▶ _What the exercise asks_
Filter the lines below, copying only those with the string "this".

▶ _Data records_
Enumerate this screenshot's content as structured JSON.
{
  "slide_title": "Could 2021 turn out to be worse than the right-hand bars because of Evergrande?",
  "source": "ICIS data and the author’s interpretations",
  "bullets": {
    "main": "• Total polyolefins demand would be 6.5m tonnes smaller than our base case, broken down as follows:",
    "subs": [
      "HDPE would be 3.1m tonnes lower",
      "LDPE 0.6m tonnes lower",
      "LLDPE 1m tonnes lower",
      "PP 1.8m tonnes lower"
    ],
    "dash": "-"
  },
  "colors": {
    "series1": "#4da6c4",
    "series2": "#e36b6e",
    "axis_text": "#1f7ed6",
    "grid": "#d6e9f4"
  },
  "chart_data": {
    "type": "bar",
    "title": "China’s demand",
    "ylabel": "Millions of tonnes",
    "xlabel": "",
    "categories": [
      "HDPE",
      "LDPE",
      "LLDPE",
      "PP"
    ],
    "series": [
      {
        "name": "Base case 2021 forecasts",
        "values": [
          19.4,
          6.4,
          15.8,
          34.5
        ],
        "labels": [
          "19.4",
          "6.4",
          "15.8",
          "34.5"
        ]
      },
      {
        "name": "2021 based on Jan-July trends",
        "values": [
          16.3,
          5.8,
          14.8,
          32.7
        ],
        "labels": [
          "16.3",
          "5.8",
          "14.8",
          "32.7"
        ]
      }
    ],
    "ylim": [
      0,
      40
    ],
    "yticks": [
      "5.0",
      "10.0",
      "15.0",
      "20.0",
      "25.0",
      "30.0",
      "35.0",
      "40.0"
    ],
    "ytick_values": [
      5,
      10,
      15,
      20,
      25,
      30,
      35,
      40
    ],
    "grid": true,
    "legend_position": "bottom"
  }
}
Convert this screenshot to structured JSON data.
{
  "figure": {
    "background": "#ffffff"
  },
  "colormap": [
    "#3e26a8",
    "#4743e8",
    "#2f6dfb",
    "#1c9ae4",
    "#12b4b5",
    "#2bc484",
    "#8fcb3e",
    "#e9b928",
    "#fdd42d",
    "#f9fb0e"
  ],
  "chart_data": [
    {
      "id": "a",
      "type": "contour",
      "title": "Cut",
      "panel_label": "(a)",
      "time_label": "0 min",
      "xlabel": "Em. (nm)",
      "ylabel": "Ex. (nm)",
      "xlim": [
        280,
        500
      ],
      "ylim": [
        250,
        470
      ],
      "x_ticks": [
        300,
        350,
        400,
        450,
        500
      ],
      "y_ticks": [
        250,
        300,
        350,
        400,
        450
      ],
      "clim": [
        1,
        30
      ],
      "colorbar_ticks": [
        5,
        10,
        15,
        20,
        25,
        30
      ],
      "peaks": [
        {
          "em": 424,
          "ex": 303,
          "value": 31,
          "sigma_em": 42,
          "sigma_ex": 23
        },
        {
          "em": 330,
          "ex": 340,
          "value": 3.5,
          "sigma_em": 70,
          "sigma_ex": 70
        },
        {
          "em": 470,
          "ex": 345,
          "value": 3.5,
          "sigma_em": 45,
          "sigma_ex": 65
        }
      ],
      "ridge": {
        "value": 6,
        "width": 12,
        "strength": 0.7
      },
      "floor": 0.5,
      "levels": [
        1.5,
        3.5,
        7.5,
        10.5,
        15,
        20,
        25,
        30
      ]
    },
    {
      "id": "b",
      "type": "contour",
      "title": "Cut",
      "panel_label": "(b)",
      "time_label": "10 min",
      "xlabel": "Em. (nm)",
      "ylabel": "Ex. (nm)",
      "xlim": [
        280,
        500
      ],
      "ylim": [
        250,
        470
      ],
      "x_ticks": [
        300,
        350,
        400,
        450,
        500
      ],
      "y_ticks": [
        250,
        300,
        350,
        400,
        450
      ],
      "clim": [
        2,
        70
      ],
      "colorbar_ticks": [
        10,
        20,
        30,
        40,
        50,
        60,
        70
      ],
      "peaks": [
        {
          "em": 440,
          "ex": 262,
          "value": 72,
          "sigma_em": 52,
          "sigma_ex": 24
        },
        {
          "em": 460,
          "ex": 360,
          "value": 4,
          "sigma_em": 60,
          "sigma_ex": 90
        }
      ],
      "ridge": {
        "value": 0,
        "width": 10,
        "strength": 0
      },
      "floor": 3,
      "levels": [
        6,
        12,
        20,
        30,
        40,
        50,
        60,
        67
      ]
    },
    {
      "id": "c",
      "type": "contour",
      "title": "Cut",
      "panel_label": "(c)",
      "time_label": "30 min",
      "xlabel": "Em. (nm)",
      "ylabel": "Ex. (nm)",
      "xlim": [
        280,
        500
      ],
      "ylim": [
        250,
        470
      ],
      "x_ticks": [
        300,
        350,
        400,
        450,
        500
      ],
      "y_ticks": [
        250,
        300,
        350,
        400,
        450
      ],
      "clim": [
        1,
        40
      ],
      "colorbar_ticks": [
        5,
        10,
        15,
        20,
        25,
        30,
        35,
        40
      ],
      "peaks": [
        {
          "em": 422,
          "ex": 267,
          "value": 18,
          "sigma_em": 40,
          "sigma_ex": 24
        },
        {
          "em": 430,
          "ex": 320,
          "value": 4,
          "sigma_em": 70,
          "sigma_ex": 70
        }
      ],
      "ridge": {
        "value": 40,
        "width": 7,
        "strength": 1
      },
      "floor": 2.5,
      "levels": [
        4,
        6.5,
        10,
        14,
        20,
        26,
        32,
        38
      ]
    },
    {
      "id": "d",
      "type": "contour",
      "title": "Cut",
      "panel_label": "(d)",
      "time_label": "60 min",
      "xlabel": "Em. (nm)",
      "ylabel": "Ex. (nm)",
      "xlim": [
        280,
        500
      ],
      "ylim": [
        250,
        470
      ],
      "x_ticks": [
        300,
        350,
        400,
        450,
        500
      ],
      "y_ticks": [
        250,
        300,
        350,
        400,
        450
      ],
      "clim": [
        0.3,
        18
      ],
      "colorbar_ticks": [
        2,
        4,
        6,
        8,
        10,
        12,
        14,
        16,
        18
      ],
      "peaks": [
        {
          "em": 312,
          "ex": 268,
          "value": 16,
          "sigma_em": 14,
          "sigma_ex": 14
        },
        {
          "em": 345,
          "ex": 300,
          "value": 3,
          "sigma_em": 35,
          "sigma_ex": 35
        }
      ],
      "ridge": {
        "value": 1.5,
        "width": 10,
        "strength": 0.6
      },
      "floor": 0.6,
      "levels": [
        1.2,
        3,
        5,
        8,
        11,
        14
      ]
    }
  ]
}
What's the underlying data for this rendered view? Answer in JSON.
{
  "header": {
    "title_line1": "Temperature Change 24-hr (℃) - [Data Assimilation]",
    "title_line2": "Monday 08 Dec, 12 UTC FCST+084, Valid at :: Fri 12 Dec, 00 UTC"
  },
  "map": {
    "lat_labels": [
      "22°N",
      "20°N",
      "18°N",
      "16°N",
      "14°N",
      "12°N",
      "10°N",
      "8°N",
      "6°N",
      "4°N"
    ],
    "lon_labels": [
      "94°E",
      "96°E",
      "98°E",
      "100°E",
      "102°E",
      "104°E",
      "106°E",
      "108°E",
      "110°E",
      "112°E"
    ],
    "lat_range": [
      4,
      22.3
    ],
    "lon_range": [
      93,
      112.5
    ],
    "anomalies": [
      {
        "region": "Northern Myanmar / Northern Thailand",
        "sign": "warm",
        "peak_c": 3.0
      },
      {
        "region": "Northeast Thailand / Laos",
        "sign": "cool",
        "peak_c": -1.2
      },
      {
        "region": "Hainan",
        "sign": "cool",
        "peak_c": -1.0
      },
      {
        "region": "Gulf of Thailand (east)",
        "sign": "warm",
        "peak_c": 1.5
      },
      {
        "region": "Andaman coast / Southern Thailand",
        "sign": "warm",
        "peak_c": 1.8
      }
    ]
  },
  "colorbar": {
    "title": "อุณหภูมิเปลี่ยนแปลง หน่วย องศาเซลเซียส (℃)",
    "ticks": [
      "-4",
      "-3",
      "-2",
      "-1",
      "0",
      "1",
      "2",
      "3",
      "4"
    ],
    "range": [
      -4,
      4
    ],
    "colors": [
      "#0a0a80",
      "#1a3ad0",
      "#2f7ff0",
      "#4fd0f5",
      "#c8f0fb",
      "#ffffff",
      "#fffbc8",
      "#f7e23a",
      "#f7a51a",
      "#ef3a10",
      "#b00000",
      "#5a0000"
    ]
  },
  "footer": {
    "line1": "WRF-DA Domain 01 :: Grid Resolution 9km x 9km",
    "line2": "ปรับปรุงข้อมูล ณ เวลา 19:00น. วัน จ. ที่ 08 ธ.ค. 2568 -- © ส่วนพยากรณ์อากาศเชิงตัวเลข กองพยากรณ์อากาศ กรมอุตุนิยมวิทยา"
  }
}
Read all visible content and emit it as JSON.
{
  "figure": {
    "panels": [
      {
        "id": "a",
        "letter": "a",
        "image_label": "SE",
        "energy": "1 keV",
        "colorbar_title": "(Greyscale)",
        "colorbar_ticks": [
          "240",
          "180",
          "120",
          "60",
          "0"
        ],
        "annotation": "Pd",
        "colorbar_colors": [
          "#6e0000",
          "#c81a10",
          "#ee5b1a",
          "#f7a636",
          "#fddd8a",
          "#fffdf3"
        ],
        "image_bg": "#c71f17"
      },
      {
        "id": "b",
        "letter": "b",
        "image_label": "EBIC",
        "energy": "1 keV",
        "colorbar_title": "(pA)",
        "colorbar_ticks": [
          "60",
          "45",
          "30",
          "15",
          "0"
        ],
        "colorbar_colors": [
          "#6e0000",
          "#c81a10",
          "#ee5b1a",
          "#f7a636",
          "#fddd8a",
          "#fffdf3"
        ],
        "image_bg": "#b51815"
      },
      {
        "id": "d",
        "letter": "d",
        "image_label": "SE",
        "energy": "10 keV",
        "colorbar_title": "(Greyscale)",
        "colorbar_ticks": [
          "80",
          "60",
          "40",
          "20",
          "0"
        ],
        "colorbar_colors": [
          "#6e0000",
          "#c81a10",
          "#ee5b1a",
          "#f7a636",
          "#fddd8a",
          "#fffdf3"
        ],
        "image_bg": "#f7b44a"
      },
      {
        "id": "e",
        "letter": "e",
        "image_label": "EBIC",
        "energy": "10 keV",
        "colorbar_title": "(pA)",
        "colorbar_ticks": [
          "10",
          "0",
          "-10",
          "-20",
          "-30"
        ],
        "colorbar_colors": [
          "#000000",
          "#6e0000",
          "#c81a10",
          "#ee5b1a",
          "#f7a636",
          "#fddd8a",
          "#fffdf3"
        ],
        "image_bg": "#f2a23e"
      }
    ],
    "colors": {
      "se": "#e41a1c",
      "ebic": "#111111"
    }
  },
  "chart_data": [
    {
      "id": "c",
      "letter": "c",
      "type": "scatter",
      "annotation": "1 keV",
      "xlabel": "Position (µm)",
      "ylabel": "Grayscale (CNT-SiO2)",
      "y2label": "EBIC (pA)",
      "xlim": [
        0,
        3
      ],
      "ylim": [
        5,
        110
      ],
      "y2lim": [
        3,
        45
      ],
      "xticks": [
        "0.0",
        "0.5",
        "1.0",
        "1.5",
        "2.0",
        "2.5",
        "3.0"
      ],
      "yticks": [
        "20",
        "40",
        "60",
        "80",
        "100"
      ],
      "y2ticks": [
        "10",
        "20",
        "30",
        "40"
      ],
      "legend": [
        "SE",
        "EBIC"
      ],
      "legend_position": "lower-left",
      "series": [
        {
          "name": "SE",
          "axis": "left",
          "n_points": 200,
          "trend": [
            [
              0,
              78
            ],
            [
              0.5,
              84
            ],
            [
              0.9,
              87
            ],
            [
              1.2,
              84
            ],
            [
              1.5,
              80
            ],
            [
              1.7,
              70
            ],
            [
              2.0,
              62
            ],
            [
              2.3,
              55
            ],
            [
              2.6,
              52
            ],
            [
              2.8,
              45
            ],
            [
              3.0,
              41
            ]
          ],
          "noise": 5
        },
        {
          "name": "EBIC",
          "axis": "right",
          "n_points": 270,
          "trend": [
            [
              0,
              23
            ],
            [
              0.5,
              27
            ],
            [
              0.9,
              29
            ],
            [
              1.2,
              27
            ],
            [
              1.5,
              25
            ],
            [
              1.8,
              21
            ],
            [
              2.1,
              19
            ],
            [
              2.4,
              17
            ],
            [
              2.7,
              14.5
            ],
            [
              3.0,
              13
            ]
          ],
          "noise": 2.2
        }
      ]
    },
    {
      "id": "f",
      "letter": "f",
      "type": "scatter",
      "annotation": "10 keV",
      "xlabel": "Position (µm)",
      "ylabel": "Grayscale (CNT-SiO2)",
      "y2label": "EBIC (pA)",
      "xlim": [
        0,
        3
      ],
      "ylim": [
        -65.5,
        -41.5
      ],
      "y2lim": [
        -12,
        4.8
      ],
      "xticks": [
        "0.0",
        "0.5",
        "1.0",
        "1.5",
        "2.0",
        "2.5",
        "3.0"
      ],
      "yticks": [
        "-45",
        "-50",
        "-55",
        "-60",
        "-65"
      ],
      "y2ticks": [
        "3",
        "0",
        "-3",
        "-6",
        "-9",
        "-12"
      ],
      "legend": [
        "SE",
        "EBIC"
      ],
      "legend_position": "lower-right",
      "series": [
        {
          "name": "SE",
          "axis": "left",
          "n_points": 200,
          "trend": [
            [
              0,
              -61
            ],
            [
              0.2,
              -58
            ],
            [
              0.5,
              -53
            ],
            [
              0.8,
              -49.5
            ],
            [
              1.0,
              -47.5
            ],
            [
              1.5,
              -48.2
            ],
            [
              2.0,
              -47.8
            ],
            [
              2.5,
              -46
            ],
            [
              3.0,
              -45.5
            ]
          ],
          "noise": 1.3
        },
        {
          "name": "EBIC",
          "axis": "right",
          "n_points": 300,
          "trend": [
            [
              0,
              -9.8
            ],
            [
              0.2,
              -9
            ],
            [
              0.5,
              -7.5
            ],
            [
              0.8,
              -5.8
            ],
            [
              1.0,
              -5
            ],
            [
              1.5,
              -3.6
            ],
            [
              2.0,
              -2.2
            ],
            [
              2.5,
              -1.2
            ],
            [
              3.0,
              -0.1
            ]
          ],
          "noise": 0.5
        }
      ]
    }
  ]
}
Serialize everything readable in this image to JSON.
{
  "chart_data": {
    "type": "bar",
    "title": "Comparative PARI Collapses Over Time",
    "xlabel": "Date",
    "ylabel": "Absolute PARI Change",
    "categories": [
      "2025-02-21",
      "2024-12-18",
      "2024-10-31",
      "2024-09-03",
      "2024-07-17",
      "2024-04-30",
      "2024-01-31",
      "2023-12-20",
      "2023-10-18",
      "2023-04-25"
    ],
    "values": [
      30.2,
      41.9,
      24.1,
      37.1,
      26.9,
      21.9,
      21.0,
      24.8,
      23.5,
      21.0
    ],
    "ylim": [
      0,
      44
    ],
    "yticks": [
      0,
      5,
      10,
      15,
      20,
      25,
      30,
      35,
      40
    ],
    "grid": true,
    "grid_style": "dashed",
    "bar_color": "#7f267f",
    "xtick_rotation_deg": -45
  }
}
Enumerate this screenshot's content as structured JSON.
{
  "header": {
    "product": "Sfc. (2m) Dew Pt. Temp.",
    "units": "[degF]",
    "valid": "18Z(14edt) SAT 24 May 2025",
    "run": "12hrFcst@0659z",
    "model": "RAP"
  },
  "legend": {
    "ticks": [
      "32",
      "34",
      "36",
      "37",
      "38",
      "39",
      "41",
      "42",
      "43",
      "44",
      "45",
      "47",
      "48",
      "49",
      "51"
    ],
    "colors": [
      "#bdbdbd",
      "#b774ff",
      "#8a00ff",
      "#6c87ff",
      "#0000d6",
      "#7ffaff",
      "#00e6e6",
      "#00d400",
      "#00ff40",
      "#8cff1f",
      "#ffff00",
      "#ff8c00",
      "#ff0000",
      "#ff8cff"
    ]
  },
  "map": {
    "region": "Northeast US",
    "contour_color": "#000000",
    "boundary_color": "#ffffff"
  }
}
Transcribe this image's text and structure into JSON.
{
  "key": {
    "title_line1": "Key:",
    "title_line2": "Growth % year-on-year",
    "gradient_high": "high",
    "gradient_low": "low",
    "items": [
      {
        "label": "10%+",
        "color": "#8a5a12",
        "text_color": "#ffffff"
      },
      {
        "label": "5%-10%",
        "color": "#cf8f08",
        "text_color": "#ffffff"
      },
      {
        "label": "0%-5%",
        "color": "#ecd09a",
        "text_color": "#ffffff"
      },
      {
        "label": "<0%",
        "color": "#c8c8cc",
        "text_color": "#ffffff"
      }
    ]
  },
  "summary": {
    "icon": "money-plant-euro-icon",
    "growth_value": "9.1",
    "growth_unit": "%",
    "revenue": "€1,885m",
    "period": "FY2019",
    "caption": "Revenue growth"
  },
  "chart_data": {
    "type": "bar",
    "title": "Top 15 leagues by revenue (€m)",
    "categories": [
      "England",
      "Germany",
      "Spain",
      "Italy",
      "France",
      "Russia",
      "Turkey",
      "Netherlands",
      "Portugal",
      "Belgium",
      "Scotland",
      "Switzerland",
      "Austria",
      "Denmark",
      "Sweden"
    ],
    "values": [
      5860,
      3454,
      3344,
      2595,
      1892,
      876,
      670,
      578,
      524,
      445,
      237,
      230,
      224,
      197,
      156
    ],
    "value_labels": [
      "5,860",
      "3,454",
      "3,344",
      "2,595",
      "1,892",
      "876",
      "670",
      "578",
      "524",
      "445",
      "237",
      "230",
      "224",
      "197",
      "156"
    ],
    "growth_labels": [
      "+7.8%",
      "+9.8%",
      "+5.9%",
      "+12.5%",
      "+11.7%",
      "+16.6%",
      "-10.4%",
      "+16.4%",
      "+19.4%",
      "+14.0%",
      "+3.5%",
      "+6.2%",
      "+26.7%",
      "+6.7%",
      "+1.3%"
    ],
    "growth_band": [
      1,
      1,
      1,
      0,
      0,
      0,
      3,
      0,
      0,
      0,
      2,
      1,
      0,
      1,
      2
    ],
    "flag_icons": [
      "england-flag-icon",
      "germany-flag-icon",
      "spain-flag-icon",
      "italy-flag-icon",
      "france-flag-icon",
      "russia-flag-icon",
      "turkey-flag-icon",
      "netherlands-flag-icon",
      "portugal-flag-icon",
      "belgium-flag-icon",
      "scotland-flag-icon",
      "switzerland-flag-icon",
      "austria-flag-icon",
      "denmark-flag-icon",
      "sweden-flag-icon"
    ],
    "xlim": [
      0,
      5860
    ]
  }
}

▶ _Task response_
Enumerate this screenshot's content as structured JSON.
Convert this screenshot to structured JSON data.
What's the underlying data for this rendered view? Answer in JSON.
Serialize everything readable in this image to JSON.
Enumerate this screenshot's content as structured JSON.
Transcribe this image's text and structure into JSON.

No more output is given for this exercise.